> [INSTRUCTIONS FOR THE TASK]
Find every line in the records below that holds the word "Edit" and copy it.
___ EXTRACTED RECORDS ___
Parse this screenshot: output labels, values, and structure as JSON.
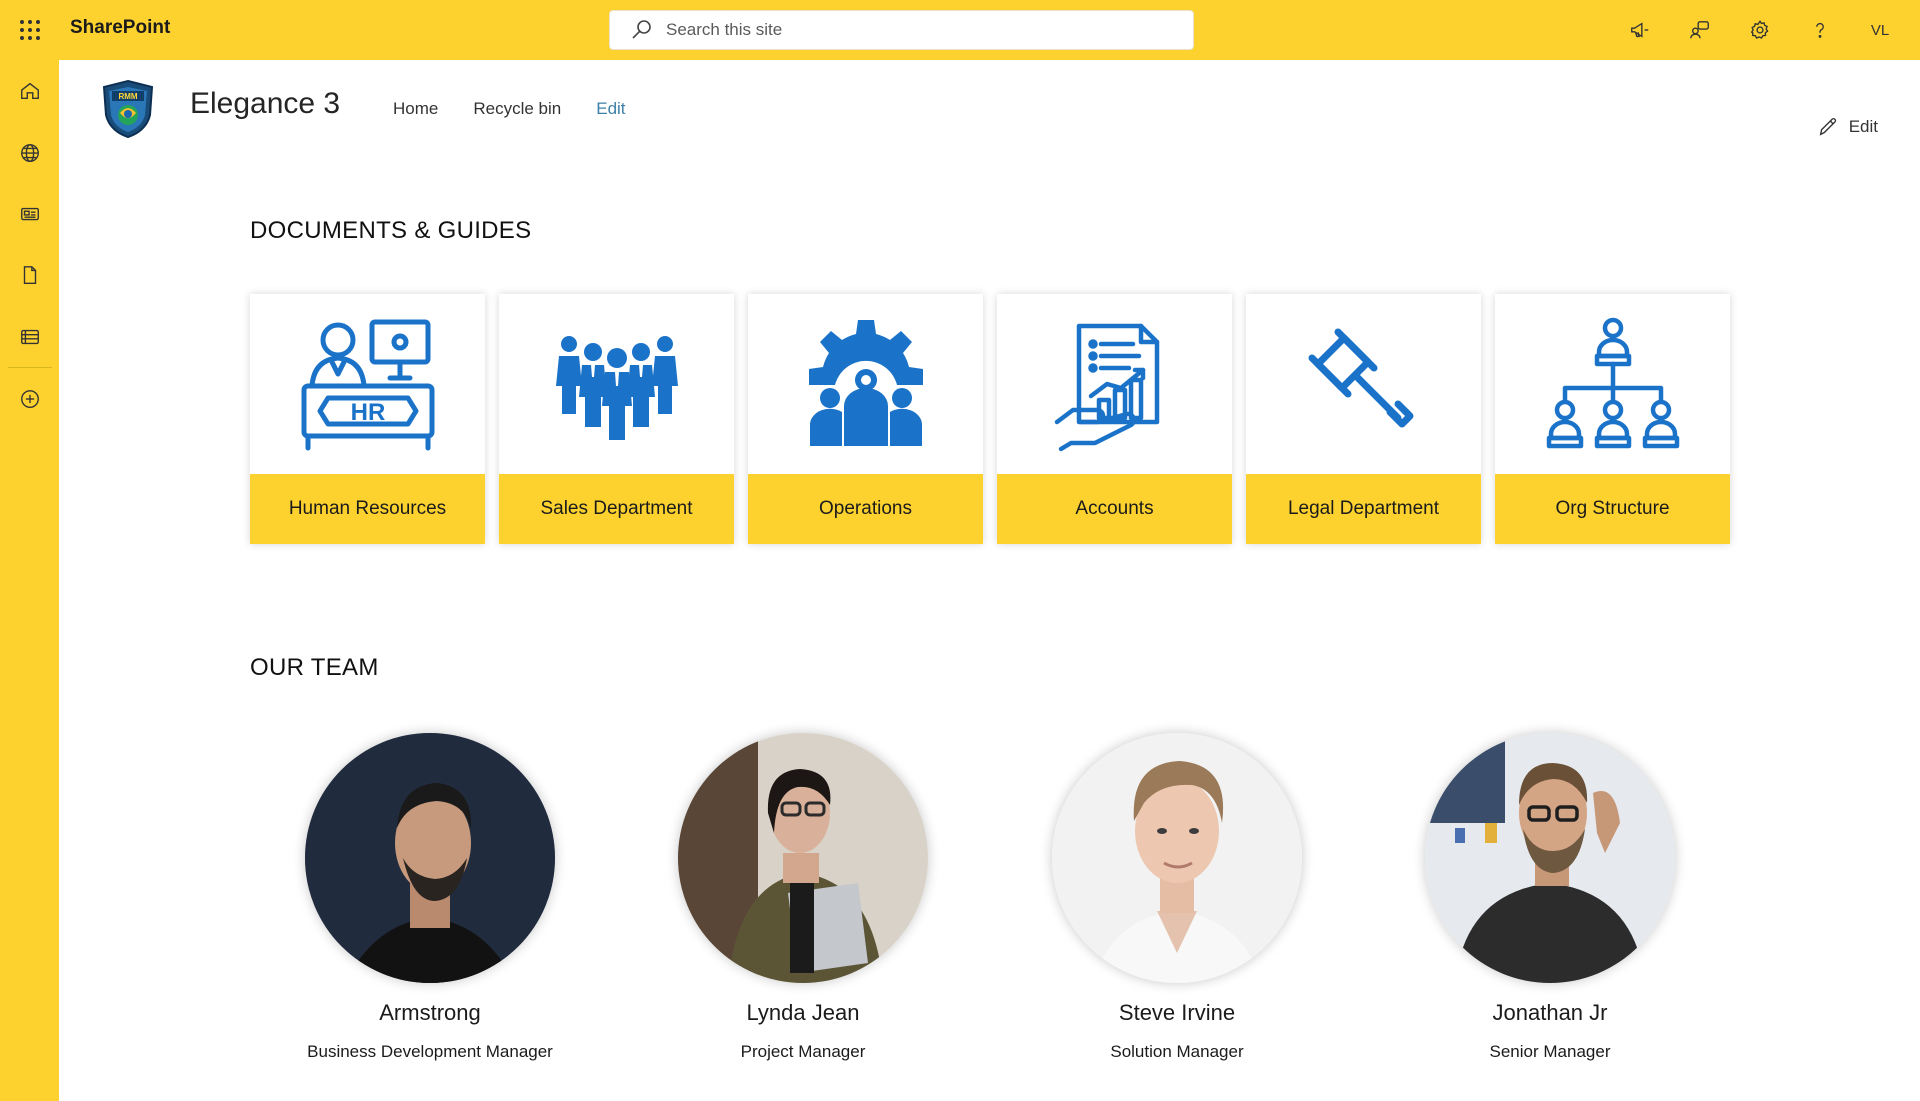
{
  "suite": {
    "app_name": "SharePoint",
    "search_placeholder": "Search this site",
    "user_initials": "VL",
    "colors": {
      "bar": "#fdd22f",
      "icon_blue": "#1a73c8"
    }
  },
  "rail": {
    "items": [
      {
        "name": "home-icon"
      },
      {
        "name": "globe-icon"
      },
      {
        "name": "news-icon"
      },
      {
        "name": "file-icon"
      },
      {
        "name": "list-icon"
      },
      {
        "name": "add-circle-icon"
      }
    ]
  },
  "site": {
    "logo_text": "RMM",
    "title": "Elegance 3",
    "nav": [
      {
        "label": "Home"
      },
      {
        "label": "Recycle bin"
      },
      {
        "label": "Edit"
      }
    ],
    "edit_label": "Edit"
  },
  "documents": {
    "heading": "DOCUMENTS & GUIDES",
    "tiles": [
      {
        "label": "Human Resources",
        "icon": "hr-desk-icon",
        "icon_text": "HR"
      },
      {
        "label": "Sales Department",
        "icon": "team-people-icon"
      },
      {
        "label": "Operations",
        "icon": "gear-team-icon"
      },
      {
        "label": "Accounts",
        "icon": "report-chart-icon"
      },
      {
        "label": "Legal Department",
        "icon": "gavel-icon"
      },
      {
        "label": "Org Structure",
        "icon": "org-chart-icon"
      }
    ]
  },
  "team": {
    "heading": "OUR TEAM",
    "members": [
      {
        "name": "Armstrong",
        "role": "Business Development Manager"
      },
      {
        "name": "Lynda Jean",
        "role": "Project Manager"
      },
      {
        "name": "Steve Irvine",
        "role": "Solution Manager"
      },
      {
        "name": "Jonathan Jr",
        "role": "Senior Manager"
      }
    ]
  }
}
___
___ EXTRACTED RECORDS ___
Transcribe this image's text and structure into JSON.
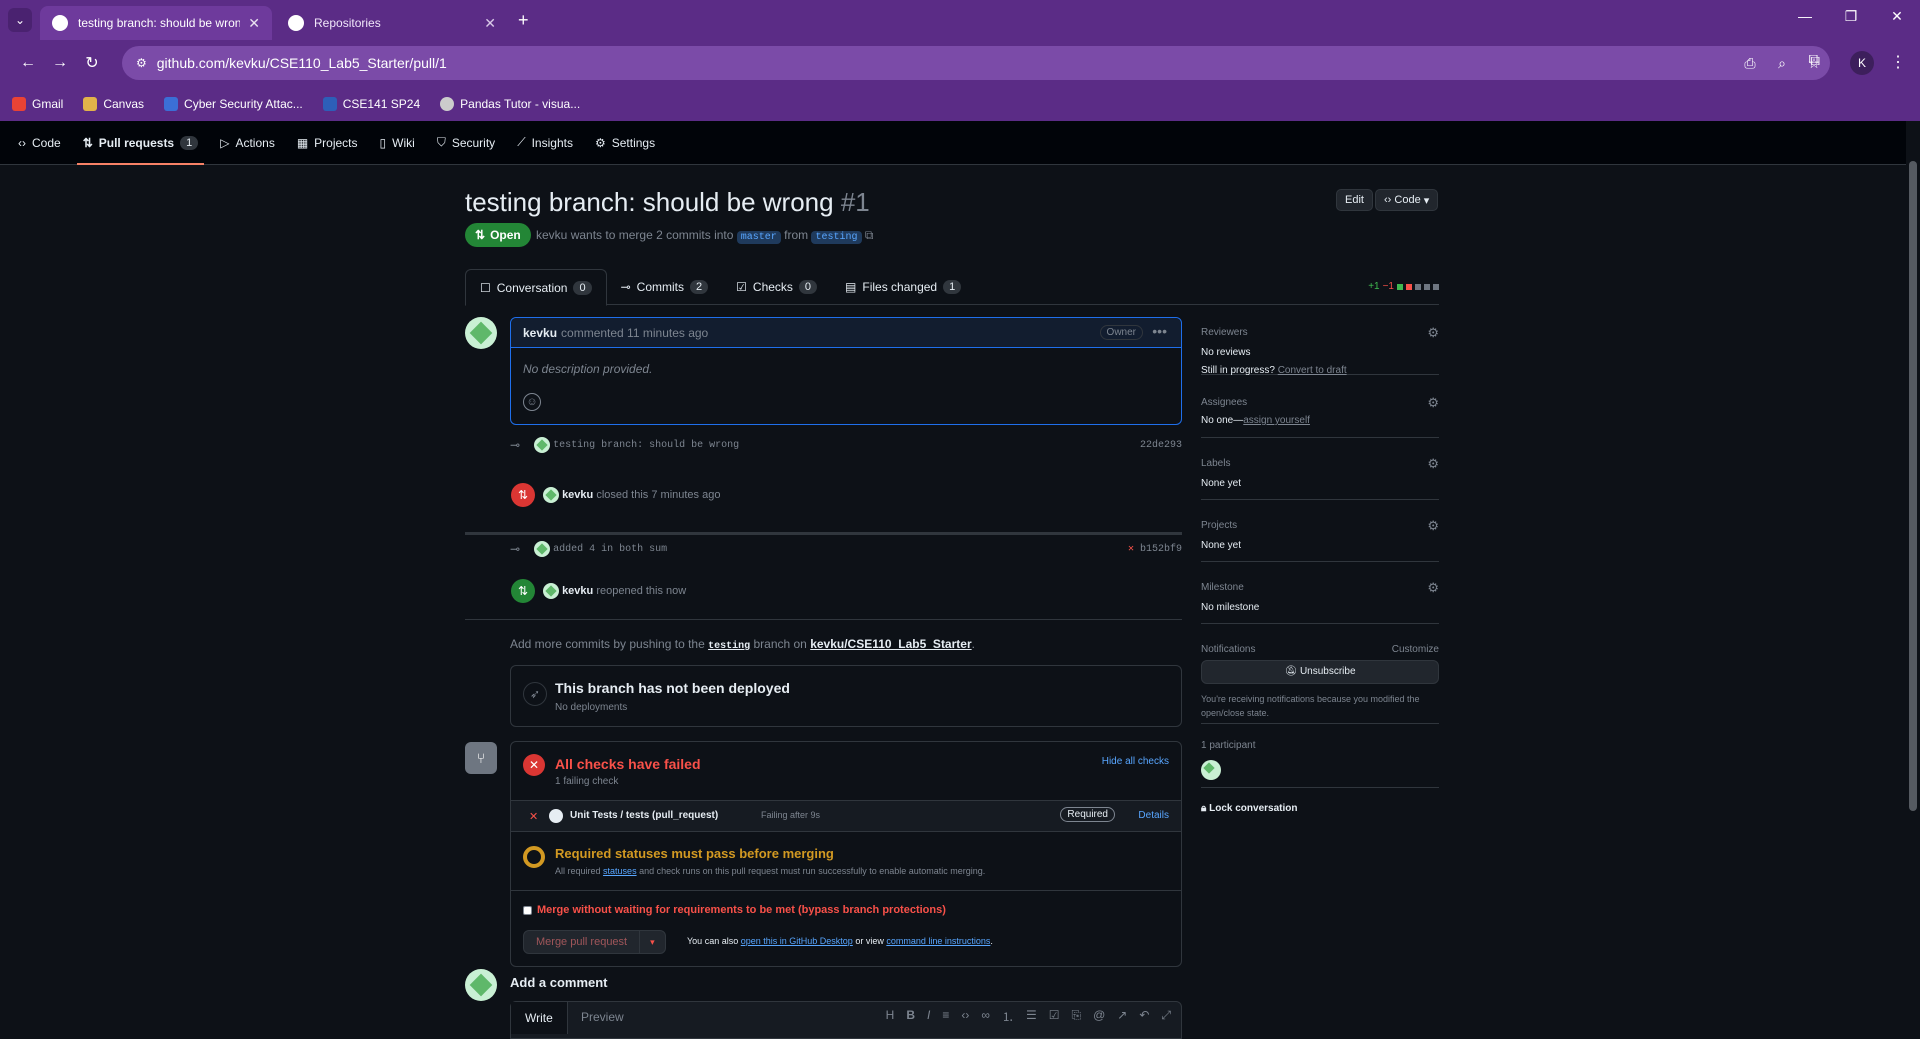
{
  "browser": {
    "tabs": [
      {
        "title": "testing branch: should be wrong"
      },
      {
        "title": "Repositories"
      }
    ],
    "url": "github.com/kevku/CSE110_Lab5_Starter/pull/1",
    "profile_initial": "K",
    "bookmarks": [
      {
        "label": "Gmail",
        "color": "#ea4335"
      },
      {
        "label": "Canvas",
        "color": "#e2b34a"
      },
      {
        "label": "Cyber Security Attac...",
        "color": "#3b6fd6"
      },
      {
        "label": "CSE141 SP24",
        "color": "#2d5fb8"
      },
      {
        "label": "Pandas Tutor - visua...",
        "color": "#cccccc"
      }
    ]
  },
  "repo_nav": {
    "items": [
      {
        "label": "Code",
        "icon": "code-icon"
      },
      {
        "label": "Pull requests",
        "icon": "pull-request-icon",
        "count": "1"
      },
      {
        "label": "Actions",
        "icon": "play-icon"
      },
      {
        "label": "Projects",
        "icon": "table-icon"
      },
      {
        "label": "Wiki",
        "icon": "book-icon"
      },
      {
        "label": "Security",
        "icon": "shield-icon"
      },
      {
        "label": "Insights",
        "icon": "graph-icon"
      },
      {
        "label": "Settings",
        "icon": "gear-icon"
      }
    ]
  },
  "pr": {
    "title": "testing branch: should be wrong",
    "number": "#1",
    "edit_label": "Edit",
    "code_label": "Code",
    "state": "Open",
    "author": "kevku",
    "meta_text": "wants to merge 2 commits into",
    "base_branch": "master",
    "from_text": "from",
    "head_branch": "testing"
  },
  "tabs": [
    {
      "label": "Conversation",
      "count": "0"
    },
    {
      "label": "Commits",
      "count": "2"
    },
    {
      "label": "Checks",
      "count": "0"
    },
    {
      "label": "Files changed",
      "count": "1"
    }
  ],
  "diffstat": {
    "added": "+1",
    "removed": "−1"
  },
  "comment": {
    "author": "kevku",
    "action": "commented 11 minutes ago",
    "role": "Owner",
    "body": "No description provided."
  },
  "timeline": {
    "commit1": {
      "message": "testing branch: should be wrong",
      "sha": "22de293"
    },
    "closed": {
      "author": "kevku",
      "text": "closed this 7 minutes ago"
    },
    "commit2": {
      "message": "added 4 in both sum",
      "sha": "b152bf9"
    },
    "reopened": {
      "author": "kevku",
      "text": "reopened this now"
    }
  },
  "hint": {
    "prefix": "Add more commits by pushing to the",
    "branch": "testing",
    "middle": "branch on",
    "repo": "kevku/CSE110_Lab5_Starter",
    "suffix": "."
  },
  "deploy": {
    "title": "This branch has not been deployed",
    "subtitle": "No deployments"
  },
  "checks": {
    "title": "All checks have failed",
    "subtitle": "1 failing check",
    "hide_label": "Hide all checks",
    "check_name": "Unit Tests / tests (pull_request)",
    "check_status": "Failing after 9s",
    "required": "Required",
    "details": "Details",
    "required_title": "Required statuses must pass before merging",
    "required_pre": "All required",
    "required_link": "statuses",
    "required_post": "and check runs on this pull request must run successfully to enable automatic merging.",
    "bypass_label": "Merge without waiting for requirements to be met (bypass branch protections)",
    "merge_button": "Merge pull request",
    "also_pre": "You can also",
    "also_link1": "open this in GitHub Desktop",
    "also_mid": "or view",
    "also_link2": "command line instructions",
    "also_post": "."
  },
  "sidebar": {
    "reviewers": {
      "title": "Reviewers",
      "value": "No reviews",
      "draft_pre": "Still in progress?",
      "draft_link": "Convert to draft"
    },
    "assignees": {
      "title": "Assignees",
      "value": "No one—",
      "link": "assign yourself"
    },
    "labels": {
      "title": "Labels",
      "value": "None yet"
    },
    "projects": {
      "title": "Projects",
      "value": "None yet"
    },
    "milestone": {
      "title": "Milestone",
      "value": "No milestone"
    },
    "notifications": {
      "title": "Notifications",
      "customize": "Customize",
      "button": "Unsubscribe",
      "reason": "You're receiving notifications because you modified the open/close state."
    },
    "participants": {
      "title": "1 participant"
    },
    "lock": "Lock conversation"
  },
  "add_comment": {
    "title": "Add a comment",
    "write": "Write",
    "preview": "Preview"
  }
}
___
> [REPLY]
        "label": "Edit"
    "edit_label": "Edit"
    "edit_label": "Edit",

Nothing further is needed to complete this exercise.